**DOCUMENT PASSAGE**
-- -- --

Reon King

Personal information
- Full name: Reon Dane King
- Born: 6 October 1975 (age 50) Good Fortune, West Coast, Demerara, Guyana
- Batting: Right-handed
- Bowling: Right-arm fast-medium

International information
- National side: West Indies (1998–2005);
- Test debut (cap 224): 15 January 1999 v South Africa
- Last Test: 3 June 2005 v Pakistan
- ODI debut (cap 89): 31 October 1998 v India
- Last ODI: 1 February 2005 v Pakistan

Career statistics
| Competition | Test | ODI | FC | LA |
| Matches | 19 | 50 | 95 | 125 |
| Runs scored | 66 | 65 | 444 | 129 |
| Batting average | 3.47 | 7.22 | 5.84 | 7.16 |
| 100s/50s | 0/0 | 0/0 | 0/0 | 0/0 |
| Top score | 12* | 12* | 30 | 14* |
| Balls bowled | 3,442 | 2,603 | 16,120 | 6,102 |
| Wickets | 53 | 76 | 293 | 170 |
| Bowling average | 32.69 | 23.77 | 27.48 | 25.66 |
| 5 wickets in innings | 1 | 0 | 11 | 0 |
| 10 wickets in match | 0 | 0 | 1 | 0 |
| Best bowling | 5/51 | 4/25 | 7/82 | 4/25 |
| Catches/stumpings | 2/– | 4/– | 16/– | 14/– |
- Source: ESPNcricinfo, 22 January 2024

= Reon King =

West Indian cricketer

Reon Dane King (born 6 October 1975) is a former West Indian cricketer. King played 19 Test matches and 50 One Day Internationals for the West Indies. He also appeared for Guyana, Northerns and Durham in his cricketing career.

-- -- --

**DATA FOR ANALYSIS**
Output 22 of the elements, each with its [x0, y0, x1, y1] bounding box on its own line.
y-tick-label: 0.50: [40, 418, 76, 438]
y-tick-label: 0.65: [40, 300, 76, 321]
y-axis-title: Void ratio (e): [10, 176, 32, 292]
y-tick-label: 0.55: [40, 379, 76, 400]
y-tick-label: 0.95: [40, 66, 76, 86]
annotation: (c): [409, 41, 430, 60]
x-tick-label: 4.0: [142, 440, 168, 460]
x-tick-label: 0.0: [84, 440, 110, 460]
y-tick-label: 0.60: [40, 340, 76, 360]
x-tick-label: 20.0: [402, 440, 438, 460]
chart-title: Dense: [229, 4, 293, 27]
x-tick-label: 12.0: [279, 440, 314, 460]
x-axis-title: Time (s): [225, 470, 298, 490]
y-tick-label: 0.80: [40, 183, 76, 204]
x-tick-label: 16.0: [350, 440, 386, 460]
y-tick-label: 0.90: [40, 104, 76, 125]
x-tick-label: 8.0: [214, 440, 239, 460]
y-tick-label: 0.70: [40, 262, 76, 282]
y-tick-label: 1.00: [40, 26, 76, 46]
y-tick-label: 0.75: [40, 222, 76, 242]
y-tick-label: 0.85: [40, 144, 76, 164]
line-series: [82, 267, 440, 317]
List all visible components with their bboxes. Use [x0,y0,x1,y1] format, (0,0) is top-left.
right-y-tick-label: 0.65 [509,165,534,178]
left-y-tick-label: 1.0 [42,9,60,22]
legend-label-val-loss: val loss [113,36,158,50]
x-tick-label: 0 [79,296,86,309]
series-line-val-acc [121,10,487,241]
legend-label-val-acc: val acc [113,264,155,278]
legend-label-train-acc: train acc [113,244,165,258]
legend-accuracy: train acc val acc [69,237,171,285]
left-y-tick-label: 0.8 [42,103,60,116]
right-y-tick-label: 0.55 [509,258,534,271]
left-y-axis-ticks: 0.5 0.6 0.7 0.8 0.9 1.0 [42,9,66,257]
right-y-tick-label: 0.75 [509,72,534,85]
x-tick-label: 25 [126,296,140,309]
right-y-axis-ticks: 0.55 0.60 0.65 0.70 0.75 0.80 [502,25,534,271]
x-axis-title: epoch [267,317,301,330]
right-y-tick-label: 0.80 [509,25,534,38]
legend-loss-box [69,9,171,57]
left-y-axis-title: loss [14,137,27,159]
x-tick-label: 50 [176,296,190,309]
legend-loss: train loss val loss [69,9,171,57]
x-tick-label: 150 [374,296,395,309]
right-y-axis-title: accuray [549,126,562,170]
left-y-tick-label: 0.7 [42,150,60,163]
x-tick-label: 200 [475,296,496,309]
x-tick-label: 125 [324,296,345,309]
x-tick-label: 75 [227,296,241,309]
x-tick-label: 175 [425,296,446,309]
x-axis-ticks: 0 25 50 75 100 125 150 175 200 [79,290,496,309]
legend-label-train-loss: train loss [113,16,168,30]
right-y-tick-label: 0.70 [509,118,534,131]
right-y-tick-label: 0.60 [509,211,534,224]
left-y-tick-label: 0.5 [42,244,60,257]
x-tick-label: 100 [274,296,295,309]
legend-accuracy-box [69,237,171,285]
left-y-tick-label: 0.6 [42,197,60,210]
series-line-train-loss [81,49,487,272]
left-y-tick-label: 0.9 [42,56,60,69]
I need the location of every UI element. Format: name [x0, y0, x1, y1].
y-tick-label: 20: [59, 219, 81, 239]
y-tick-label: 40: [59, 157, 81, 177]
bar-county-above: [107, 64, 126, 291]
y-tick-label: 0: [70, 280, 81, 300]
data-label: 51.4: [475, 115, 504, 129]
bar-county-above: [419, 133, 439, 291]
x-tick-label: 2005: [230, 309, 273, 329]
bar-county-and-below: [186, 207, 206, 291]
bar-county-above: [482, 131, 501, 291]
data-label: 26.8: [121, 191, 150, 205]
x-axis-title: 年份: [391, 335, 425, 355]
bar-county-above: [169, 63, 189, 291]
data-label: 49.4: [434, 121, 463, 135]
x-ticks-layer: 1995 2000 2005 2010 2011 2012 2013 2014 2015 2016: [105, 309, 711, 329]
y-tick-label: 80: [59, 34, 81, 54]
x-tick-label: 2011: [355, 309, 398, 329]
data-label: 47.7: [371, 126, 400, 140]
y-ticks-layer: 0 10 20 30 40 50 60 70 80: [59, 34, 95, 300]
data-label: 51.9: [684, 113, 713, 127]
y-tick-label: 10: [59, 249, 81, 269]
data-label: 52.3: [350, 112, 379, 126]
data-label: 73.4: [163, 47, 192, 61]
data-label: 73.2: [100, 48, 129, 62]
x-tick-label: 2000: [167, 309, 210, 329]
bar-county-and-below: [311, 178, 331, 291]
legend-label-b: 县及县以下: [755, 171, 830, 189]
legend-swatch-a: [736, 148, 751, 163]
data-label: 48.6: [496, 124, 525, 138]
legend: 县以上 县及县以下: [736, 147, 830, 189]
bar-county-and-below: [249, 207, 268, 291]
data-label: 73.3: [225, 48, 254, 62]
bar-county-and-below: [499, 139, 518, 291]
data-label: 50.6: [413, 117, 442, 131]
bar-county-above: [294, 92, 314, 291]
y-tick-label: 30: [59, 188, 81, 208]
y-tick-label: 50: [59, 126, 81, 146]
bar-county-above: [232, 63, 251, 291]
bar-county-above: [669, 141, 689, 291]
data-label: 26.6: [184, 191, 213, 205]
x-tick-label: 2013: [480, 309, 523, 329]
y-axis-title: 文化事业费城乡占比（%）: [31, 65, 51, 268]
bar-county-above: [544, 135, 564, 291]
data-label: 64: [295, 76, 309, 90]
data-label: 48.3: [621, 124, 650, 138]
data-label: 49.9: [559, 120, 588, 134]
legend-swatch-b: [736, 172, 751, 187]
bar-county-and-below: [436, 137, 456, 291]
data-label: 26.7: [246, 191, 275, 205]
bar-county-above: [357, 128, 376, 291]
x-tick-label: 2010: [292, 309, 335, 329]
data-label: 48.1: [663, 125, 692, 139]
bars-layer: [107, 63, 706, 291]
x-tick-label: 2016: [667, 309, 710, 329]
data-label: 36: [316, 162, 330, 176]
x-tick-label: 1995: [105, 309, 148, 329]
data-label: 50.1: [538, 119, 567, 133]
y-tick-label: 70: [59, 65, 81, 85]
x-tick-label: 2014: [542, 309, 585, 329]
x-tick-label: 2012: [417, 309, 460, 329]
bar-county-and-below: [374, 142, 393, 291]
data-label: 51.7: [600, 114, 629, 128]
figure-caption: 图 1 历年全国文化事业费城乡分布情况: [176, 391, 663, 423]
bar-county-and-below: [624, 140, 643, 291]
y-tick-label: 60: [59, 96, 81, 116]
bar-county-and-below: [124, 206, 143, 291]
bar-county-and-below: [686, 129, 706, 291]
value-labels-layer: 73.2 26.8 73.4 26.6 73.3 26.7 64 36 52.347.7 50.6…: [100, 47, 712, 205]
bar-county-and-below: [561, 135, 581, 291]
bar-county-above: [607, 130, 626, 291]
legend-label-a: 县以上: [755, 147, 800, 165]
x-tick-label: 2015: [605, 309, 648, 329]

-- -- --

**EXPLORE THE MATERIAL**
1: From the Reon King profile, return the text from "Reon Dane King (born" up to and including "his cricketing career.", word for word.
2: Answer these questions using the Reon King profile:
(a) Where was King born?
(b) On what date and against which team did he make his Test debut?
(c) Besides the West Indies, which sides did he appear for?

**RESPONSES BY ITEM NUMBER**
1:
Reon Dane King (born 6 October 1975) is a former West Indian cricketer. King played 19 Test matches and 50 One Day Internationals for the West Indies. He also appeared for Guyana, Northerns and Durham in his cricketing career.

2:
(a) Good Fortune, West Coast, Demerara, Guyana
(b) 15 January 1999, against South Africa
(c) Guyana, Northerns and Durham